OBJECTIVE:
Provide only the number of lines where "likes" occurs.

AVAILABLE RECORDS:
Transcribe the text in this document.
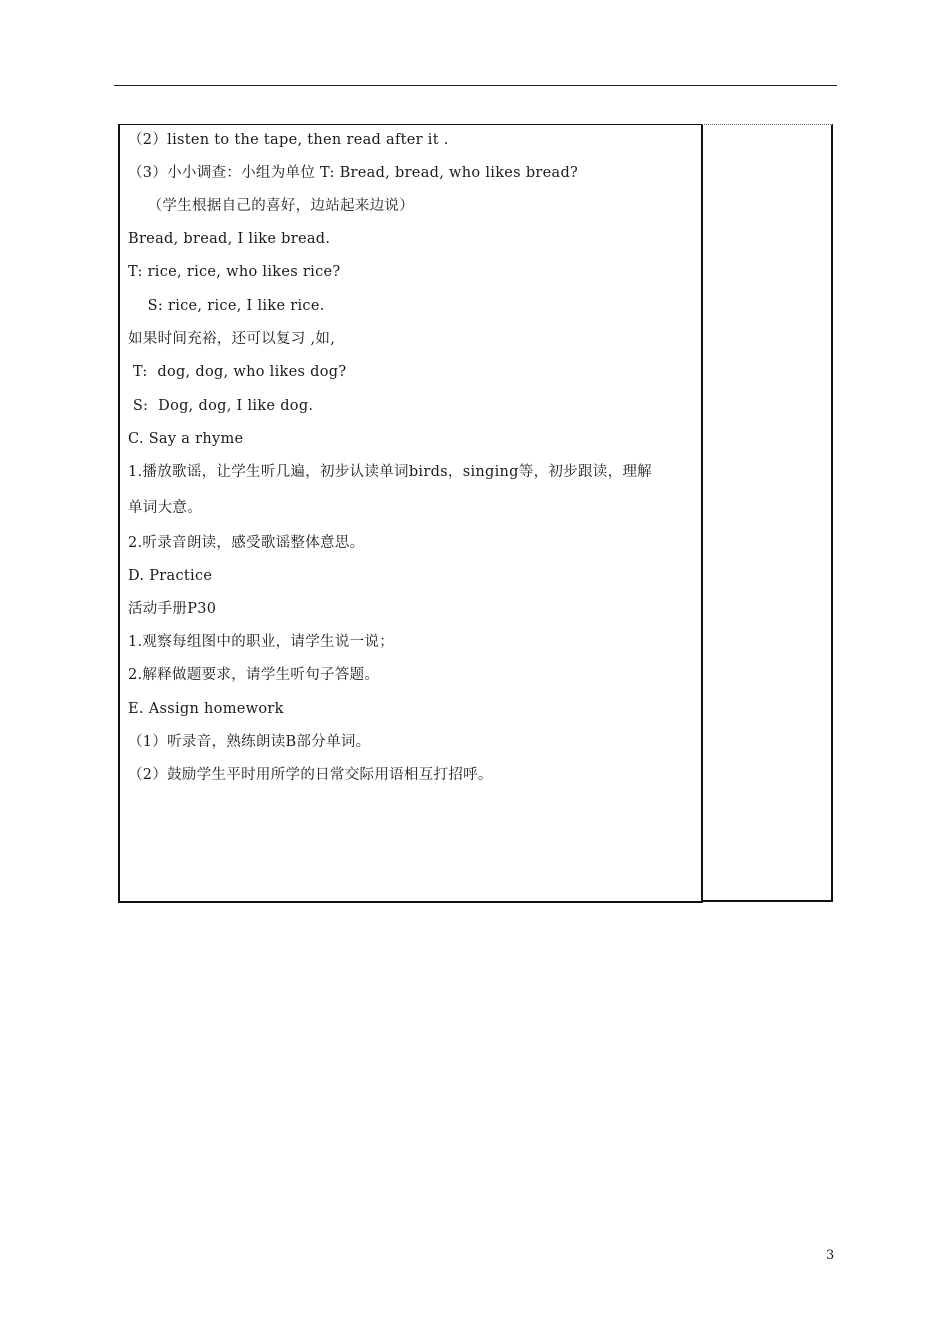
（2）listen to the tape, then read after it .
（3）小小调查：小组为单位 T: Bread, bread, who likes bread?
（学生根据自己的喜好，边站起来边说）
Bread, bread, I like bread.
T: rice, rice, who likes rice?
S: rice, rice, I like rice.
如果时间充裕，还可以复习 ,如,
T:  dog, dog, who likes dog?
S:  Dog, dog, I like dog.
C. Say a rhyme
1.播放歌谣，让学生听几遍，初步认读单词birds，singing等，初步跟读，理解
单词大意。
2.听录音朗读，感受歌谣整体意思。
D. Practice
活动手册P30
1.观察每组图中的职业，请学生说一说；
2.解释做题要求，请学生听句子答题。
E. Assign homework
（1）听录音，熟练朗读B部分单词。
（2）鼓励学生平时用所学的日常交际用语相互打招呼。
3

WRITTEN RESPONSE:
3